(DIRECTIONS):
Reproduce verbatim the lines of the listing below, starting at the line that contains "Enumerate 6 of" and ending at the line that contains "extract all elements", with both of those lines included. Leave the pictures out of the copy.

(DATASET):
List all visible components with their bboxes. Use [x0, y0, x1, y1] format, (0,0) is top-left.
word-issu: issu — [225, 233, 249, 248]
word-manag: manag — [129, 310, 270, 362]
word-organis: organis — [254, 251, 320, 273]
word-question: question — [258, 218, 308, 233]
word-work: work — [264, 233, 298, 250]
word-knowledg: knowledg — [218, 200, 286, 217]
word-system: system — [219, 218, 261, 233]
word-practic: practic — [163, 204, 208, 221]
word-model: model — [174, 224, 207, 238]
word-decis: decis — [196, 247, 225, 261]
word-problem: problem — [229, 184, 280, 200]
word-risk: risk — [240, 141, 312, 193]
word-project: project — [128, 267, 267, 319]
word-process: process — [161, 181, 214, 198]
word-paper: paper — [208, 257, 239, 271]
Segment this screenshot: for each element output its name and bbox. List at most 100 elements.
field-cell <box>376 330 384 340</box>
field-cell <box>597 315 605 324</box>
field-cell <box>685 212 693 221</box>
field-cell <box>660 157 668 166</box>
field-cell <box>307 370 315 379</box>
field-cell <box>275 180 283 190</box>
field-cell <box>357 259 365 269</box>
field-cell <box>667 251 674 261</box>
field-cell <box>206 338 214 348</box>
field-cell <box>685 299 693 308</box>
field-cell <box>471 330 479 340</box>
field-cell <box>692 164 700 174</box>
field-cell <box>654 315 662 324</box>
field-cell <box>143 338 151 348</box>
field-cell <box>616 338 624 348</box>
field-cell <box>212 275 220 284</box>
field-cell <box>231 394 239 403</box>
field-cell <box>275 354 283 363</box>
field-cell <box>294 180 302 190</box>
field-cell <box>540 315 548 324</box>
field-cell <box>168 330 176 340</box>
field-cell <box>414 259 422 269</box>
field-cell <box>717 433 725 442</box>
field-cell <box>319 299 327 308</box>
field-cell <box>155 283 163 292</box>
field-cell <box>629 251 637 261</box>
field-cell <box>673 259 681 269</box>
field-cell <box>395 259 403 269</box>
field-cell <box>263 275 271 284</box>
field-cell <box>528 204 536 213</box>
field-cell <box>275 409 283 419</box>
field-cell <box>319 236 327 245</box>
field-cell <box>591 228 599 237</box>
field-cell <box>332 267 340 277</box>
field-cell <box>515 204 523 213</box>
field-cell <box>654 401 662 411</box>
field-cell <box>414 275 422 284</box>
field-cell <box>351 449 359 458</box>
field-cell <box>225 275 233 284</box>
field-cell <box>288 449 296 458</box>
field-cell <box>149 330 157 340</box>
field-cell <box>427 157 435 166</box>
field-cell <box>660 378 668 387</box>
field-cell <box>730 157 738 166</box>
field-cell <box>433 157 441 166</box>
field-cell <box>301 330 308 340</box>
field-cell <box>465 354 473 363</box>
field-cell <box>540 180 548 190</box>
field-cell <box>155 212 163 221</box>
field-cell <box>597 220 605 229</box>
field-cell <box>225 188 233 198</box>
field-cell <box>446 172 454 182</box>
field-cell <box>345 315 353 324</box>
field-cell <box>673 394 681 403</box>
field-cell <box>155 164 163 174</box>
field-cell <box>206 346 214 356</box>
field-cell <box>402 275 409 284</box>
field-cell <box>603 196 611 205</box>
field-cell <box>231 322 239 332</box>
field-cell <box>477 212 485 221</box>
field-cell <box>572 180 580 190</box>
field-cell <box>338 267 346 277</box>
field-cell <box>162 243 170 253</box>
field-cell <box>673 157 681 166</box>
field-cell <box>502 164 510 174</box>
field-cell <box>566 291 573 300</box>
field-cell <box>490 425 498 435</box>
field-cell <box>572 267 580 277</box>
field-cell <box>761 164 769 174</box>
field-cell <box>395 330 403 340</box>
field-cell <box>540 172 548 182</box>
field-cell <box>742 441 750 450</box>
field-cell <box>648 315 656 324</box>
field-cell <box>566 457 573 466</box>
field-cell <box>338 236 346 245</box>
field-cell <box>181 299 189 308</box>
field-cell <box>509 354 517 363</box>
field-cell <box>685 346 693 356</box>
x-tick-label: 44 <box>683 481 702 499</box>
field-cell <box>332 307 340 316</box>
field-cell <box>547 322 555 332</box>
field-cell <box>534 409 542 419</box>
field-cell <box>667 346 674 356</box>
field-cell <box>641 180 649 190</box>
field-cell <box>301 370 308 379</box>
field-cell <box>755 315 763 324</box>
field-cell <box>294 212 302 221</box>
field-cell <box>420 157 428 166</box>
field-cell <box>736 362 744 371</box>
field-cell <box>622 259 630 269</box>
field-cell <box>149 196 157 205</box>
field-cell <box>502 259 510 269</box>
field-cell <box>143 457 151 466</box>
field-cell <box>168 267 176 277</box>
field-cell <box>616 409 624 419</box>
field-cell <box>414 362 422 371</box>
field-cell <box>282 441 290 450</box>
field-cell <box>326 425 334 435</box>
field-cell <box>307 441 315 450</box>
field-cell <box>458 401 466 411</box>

* * *

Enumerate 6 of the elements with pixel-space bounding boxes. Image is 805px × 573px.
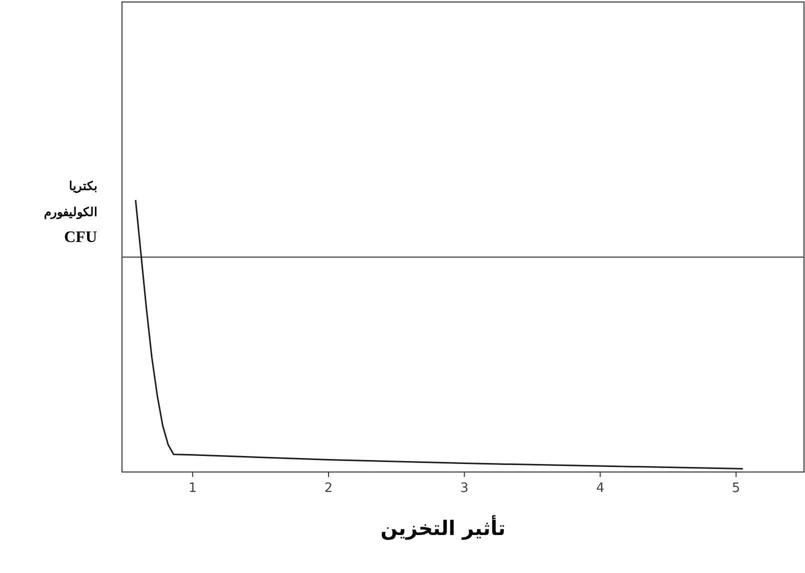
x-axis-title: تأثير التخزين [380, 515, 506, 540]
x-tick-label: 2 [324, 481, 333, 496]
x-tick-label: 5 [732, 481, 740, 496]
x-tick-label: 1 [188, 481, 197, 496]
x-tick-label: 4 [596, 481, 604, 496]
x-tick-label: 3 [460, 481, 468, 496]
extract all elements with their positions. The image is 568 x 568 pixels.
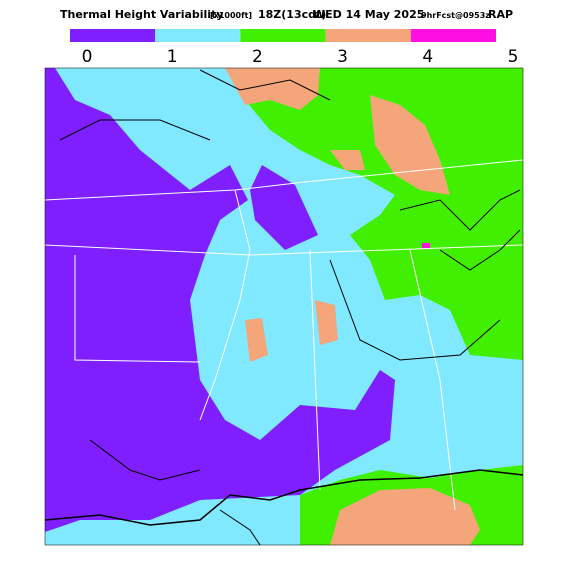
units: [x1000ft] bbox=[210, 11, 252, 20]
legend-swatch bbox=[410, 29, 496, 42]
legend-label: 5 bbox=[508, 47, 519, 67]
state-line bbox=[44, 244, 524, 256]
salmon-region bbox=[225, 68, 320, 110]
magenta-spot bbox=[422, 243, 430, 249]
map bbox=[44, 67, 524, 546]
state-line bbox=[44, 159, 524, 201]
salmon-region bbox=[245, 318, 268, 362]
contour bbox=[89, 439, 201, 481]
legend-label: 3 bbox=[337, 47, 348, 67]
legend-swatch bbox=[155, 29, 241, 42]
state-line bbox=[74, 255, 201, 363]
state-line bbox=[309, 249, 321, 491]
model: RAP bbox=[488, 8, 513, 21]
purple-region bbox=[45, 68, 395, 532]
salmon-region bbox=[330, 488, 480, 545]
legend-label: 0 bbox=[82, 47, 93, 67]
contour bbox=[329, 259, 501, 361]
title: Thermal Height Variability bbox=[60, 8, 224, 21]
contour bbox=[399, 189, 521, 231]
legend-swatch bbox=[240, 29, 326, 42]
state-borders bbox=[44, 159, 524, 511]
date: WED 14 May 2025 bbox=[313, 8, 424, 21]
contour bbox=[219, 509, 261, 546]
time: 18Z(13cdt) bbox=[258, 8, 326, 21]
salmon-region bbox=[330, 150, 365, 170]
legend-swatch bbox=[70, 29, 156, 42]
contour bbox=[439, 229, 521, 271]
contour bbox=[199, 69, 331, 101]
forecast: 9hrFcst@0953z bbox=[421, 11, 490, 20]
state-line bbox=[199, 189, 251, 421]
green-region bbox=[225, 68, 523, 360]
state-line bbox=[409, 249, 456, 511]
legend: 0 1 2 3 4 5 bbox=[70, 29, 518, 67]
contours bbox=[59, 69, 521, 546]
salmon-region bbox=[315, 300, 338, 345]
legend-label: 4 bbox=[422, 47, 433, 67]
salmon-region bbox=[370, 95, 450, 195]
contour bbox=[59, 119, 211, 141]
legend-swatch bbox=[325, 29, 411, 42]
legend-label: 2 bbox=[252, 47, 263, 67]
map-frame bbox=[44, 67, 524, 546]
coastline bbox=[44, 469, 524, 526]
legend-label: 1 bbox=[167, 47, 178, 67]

* * *

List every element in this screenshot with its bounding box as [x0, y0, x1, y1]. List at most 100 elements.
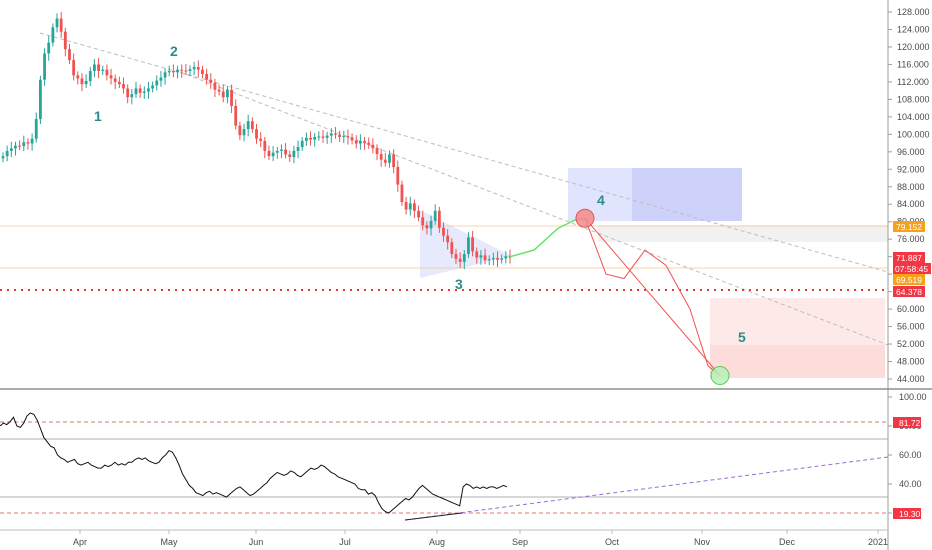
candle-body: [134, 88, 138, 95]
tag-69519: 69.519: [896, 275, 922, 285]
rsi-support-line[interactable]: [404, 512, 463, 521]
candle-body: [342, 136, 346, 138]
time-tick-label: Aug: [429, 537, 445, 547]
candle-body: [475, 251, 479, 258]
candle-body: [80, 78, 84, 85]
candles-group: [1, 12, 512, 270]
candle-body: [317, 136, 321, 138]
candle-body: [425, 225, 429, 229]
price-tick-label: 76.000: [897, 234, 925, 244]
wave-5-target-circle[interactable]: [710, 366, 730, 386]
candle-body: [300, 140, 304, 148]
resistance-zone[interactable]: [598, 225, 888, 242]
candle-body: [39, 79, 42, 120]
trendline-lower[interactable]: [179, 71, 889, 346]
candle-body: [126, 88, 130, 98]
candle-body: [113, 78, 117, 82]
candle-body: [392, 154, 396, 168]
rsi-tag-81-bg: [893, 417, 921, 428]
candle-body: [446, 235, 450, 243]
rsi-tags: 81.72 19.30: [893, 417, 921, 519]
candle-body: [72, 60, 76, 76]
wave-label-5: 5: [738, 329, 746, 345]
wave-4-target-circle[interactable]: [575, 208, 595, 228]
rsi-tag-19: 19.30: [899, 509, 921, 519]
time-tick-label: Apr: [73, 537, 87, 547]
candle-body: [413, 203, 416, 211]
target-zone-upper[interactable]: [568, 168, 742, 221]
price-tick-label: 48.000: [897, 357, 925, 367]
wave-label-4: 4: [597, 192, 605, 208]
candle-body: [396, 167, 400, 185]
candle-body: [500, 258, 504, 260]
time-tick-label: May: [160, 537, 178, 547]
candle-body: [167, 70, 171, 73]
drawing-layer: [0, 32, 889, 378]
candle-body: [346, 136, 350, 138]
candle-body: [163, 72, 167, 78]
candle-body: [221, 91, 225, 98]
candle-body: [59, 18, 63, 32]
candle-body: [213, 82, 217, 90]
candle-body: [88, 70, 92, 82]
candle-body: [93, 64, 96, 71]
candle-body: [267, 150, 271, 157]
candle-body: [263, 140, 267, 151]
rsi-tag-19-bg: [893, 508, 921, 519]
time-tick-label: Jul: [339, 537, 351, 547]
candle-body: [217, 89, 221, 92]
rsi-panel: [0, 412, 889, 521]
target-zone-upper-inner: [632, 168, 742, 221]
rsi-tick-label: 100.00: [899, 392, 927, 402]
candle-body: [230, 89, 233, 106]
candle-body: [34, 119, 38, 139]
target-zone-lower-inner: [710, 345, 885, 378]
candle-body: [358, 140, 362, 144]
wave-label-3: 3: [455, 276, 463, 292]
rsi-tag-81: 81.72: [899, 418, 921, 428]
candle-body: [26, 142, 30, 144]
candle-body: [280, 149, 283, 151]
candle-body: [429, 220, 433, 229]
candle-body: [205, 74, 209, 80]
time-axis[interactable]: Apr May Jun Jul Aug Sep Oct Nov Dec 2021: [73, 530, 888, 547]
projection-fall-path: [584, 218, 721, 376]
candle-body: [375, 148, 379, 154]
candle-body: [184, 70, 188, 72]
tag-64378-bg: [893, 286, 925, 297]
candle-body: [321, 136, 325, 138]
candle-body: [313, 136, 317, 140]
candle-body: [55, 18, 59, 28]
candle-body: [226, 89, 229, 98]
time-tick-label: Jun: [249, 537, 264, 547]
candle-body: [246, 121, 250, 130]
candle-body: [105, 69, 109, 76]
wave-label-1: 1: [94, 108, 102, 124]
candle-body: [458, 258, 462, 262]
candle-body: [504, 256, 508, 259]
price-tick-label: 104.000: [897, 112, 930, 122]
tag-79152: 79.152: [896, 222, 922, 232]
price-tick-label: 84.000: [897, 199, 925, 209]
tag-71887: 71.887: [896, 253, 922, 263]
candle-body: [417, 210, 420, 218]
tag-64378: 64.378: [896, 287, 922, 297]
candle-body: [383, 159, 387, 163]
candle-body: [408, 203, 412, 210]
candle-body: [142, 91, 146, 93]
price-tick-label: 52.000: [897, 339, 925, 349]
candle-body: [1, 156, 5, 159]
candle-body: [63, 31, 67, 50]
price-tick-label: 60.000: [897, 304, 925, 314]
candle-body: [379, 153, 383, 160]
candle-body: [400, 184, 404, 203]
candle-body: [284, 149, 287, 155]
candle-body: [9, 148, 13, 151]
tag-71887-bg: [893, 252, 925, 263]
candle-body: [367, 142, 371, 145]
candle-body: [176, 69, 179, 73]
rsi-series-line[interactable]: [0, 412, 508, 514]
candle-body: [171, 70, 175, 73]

(SOLUTION TO THIS TASK):
Enumerate 6 of the elements with pixel-space bounding boxes. Image is 805px × 573px.
x-axis-title: تأثير التخزين [380, 515, 506, 540]
x-tick-label: 2 [324, 481, 333, 496]
x-tick-label: 5 [732, 481, 740, 496]
x-tick-label: 1 [188, 481, 197, 496]
x-tick-label: 4 [596, 481, 604, 496]
x-tick-label: 3 [460, 481, 468, 496]
extract all elements with their positions. The image is 568 x 568 pixels.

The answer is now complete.